[Extracted text]:
*** Begin section ***
Beta cell biology


Head of Unit

Lorenzo Piemonti


The aim is to create conditions for the expansion and survival of beta cells under native conditions or after transplantation. In previous years Beta cell biology Unit is able to assess the impact of in beta-cell changes on immune status of diabetic patients receiving an islet transplantation, the effectiveness of immunotherapies and their ability to control autoimmune and allogeneic responses. The results demonstrated that the survival of transplanted islets in the liver, both allogeneic and syngeneic, is sub- optimal, the inflammatory response plays an important role in the survival and function of islets, and the current immunosuppressive regimens are not able to effectively control the allogeneic and autoimmune responses.
*** End section ***
[Provided data]:
*** Begin section ***
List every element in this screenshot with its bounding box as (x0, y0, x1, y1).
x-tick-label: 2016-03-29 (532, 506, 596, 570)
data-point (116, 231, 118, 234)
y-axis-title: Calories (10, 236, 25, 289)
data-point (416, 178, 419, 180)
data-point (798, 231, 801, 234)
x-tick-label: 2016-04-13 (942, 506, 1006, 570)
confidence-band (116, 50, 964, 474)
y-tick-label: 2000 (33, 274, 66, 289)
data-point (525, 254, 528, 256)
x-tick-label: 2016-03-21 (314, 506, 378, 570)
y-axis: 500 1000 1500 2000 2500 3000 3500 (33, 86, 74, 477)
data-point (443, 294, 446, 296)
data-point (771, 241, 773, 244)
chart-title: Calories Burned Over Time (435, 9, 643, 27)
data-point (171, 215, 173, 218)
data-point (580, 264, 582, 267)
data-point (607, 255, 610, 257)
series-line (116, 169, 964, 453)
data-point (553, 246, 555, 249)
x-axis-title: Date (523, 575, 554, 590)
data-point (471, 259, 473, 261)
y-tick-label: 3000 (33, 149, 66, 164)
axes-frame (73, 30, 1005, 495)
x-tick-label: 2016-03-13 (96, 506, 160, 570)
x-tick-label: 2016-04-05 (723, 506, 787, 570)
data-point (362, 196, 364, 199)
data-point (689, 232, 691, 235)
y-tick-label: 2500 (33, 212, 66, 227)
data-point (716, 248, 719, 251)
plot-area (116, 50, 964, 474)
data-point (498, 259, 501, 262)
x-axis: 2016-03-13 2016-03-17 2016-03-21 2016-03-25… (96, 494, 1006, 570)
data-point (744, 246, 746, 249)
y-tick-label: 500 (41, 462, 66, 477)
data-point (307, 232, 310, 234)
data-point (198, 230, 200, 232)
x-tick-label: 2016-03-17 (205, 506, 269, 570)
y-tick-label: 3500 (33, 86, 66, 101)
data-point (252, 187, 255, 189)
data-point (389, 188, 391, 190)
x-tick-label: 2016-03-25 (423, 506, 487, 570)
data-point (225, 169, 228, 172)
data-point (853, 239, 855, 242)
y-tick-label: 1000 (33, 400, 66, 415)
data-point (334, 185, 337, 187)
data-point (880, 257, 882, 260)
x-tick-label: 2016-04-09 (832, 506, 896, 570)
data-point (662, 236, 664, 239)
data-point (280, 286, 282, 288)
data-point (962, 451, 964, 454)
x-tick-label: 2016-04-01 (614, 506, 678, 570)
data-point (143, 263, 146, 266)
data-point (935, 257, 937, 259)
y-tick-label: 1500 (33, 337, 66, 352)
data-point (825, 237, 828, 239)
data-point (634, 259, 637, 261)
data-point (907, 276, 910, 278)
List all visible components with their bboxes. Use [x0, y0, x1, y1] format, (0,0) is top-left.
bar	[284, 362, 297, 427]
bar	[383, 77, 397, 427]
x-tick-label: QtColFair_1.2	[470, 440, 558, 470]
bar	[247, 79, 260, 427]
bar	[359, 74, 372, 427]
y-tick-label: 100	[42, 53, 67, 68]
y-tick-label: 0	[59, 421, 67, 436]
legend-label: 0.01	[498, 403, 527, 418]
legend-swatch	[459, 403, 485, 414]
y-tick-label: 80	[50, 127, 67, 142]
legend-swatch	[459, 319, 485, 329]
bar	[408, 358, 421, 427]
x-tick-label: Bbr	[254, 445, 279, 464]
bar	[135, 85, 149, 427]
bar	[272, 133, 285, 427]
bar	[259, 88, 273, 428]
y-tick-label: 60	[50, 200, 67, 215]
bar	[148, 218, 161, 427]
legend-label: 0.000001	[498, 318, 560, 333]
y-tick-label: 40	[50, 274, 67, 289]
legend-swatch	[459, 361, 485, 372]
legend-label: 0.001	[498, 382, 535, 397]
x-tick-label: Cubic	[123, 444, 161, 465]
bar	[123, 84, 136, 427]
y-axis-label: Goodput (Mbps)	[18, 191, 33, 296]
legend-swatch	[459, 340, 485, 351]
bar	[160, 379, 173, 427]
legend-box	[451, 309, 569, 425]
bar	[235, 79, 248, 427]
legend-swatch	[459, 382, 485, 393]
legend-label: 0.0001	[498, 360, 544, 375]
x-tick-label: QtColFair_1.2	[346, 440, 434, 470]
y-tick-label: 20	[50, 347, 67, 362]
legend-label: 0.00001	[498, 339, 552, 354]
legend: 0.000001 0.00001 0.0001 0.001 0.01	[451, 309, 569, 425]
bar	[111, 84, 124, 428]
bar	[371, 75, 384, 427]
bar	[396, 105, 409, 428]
*** End section ***
[Questions to answer]:
1. Copy the passage of the beta cell biology page that begins with the words "The aim is to" and ends with "and autoimmune responses.".
2. According to the beta cell biology page, who is the head of the unit?
3. Continue the beta cell biology page from where it stops.
The records are separate material and have no connection to the beta cell biology page.

[Answers to the problems]:
1.
The aim is to create conditions for the expansion and survival of beta cells under native conditions or after transplantation. In previous years Beta cell biology Unit is able to assess the impact of in beta-cell changes on immune status of diabetic patients receiving an islet transplantation, the effectiveness of immunotherapies and their ability to control autoimmune and allogeneic responses. The results demonstrated that the survival of transplanted islets in the liver, both allogeneic and syngeneic, is sub- optimal, the inflammatory response plays an important role in the survival and function of islets, and the current immunosuppressive regimens are not able to effectively control the allogeneic and autoimmune responses.

2. Lorenzo Piemonti

3.
Research activity

To obtain the long-term replacement of the beta cells in patients with diabetes Beta cell biology Unit therefore proposes:
  1.  to study alternative sites for islet transplantation;
  2.  to develop new strategies for the survival of islet by modulating/inhibiting inflammation;
  3. to improve the success of islet transplantation by cotransplantation with feeder cells;
  4. to determine the mechanisms of immunization and destruction related to islet autoantigens;
  5. to identify a renewable source of cells to be used for implementing the transplantable beta cell mass, in particular pluripotent stem cells. 
Last achievements, among the others, are the extention of the indication for islet autotransplantation and the development of a T regulatory accommodating immunosuppression (Calcineurin Inhibitor-Free) platform in islet transplantation. Moreover, target innate immune response was identified as complementary immunomodulatory strategy and BM was recognized as an alternative site for beta cell replacement.